┏━━

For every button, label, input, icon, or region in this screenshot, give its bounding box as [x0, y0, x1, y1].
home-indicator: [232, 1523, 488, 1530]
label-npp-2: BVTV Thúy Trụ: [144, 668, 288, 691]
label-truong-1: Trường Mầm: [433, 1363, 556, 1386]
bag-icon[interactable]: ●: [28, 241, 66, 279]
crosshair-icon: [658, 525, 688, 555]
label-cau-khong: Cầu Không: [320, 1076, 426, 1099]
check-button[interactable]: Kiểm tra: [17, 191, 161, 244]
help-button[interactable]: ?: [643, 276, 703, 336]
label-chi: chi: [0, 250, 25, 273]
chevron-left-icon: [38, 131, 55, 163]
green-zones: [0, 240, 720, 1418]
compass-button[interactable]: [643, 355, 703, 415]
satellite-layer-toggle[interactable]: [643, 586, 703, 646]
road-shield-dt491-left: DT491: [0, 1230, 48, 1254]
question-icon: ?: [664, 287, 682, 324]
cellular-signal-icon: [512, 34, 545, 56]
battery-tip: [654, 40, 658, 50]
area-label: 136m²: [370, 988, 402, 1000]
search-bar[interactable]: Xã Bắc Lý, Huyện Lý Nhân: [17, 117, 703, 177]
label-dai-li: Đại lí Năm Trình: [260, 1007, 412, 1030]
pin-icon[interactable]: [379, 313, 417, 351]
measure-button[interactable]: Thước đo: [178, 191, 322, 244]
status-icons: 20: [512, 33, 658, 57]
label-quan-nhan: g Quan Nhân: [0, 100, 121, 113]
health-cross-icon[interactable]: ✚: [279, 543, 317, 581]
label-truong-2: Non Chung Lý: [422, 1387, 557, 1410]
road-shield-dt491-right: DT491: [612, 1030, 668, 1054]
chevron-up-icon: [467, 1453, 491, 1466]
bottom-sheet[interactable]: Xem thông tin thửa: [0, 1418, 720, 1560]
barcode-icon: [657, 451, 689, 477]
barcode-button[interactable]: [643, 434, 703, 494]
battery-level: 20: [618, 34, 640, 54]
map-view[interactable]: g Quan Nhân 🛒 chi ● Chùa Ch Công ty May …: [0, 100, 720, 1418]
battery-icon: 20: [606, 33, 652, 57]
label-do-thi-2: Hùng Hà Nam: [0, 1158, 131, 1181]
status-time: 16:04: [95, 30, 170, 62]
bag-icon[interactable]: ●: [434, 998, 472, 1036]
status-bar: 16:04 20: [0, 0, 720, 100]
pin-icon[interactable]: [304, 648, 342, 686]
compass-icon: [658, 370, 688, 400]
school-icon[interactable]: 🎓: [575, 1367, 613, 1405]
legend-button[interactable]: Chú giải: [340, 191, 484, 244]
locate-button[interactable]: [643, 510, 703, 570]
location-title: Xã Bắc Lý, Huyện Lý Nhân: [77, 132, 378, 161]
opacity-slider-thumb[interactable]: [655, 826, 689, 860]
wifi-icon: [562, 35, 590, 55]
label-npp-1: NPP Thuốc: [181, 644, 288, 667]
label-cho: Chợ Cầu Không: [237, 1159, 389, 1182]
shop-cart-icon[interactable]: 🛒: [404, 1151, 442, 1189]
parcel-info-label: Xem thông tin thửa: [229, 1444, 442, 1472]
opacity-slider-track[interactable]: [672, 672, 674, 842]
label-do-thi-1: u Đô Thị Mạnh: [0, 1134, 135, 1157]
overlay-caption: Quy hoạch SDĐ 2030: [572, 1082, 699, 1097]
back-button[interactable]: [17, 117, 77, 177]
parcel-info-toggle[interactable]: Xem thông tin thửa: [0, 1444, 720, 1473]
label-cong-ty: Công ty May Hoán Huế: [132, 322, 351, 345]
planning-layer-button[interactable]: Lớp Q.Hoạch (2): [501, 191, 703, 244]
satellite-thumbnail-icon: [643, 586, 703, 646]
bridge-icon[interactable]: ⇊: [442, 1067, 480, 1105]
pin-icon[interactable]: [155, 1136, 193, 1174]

┗━━

### Task to complete
Reproduce the material above line for line, keeping every character as it appears.

### Output for this task
For every button, label, input, icon, or region in this screenshot, give its bounding box as [x0, y0, x1, y1].
home-indicator: [232, 1523, 488, 1530]
label-npp-2: BVTV Thúy Trụ: [144, 668, 288, 691]
label-truong-1: Trường Mầm: [433, 1363, 556, 1386]
bag-icon[interactable]: ●: [28, 241, 66, 279]
crosshair-icon: [658, 525, 688, 555]
label-cau-khong: Cầu Không: [320, 1076, 426, 1099]
check-button[interactable]: Kiểm tra: [17, 191, 161, 244]
help-button[interactable]: ?: [643, 276, 703, 336]
label-chi: chi: [0, 250, 25, 273]
chevron-left-icon: [38, 131, 55, 163]
green-zones: [0, 240, 720, 1418]
compass-button[interactable]: [643, 355, 703, 415]
satellite-layer-toggle[interactable]: [643, 586, 703, 646]
road-shield-dt491-left: DT491: [0, 1230, 48, 1254]
question-icon: ?: [664, 287, 682, 324]
cellular-signal-icon: [512, 34, 545, 56]
battery-tip: [654, 40, 658, 50]
area-label: 136m²: [370, 988, 402, 1000]
search-bar[interactable]: Xã Bắc Lý, Huyện Lý Nhân: [17, 117, 703, 177]
label-dai-li: Đại lí Năm Trình: [260, 1007, 412, 1030]
pin-icon[interactable]: [379, 313, 417, 351]
measure-button[interactable]: Thước đo: [178, 191, 322, 244]
status-icons: 20: [512, 33, 658, 57]
label-quan-nhan: g Quan Nhân: [0, 100, 121, 113]
health-cross-icon[interactable]: ✚: [279, 543, 317, 581]
label-truong-2: Non Chung Lý: [422, 1387, 557, 1410]
road-shield-dt491-right: DT491: [612, 1030, 668, 1054]
chevron-up-icon: [467, 1453, 491, 1466]
bottom-sheet[interactable]: Xem thông tin thửa: [0, 1418, 720, 1560]
barcode-icon: [657, 451, 689, 477]
barcode-button[interactable]: [643, 434, 703, 494]
battery-level: 20: [618, 34, 640, 54]
map-view[interactable]: g Quan Nhân 🛒 chi ● Chùa Ch Công ty May …: [0, 100, 720, 1418]
battery-icon: 20: [606, 33, 652, 57]
label-do-thi-2: Hùng Hà Nam: [0, 1158, 131, 1181]
status-time: 16:04: [95, 30, 170, 62]
bag-icon[interactable]: ●: [434, 998, 472, 1036]
status-bar: 16:04 20: [0, 0, 720, 100]
pin-icon[interactable]: [304, 648, 342, 686]
compass-icon: [658, 370, 688, 400]
school-icon[interactable]: 🎓: [575, 1367, 613, 1405]
legend-button[interactable]: Chú giải: [340, 191, 484, 244]
locate-button[interactable]: [643, 510, 703, 570]
location-title: Xã Bắc Lý, Huyện Lý Nhân: [77, 132, 378, 161]
opacity-slider-thumb[interactable]: [655, 826, 689, 860]
wifi-icon: [562, 35, 590, 55]
label-npp-1: NPP Thuốc: [181, 644, 288, 667]
label-cho: Chợ Cầu Không: [237, 1159, 389, 1182]
shop-cart-icon[interactable]: 🛒: [404, 1151, 442, 1189]
parcel-info-label: Xem thông tin thửa: [229, 1444, 442, 1472]
opacity-slider-track[interactable]: [672, 672, 674, 842]
label-do-thi-1: u Đô Thị Mạnh: [0, 1134, 135, 1157]
overlay-caption: Quy hoạch SDĐ 2030: [572, 1082, 699, 1097]
back-button[interactable]: [17, 117, 77, 177]
parcel-info-toggle[interactable]: Xem thông tin thửa: [0, 1444, 720, 1473]
label-cong-ty: Công ty May Hoán Huế: [132, 322, 351, 345]
planning-layer-button[interactable]: Lớp Q.Hoạch (2): [501, 191, 703, 244]
satellite-thumbnail-icon: [643, 586, 703, 646]
bridge-icon[interactable]: ⇊: [442, 1067, 480, 1105]
pin-icon[interactable]: [155, 1136, 193, 1174]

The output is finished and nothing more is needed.